▸ **A run of records**:

========================================

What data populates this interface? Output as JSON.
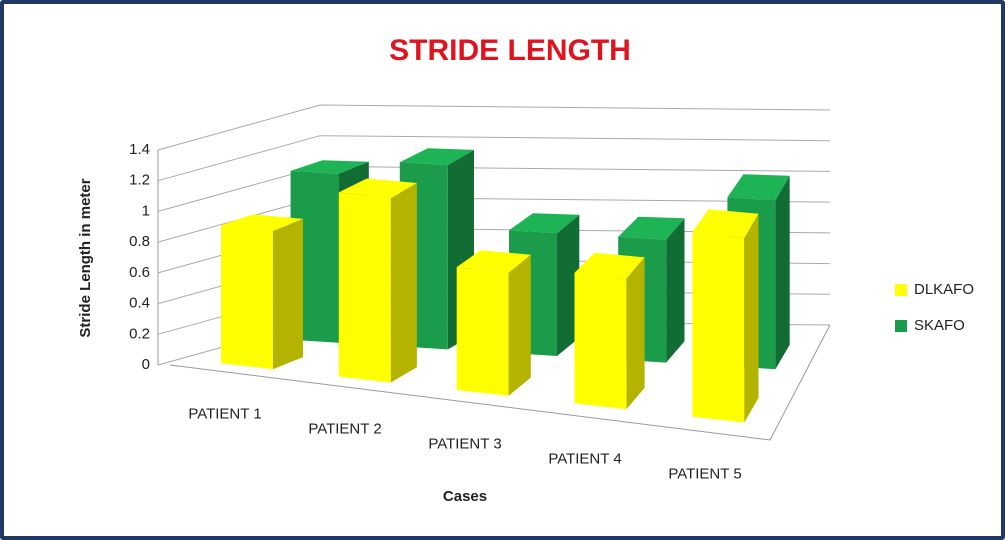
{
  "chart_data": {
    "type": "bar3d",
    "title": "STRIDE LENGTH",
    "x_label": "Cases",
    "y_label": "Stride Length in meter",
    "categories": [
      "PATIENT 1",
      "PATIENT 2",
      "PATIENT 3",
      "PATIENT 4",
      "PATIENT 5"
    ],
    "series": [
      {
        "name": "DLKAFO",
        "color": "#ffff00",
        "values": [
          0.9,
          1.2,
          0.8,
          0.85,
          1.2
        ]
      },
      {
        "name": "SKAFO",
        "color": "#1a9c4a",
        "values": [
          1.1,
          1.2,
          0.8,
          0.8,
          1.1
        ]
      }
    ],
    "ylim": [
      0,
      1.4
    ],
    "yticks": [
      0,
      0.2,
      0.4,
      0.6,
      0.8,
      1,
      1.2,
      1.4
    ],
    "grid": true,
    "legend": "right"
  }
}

========================================

▸ **WHAT YOU HAVE TO DO**:
Make an exact copy of the data, leaving its pictures out.

▸ **FULL OUTPUT**:
What data populates this interface? Output as JSON.
{
  "chart_data": {
    "type": "bar3d",
    "title": "STRIDE LENGTH",
    "x_label": "Cases",
    "y_label": "Stride Length in meter",
    "categories": [
      "PATIENT 1",
      "PATIENT 2",
      "PATIENT 3",
      "PATIENT 4",
      "PATIENT 5"
    ],
    "series": [
      {
        "name": "DLKAFO",
        "color": "#ffff00",
        "values": [
          0.9,
          1.2,
          0.8,
          0.85,
          1.2
        ]
      },
      {
        "name": "SKAFO",
        "color": "#1a9c4a",
        "values": [
          1.1,
          1.2,
          0.8,
          0.8,
          1.1
        ]
      }
    ],
    "ylim": [
      0,
      1.4
    ],
    "yticks": [
      0,
      0.2,
      0.4,
      0.6,
      0.8,
      1,
      1.2,
      1.4
    ],
    "grid": true,
    "legend": "right"
  }
}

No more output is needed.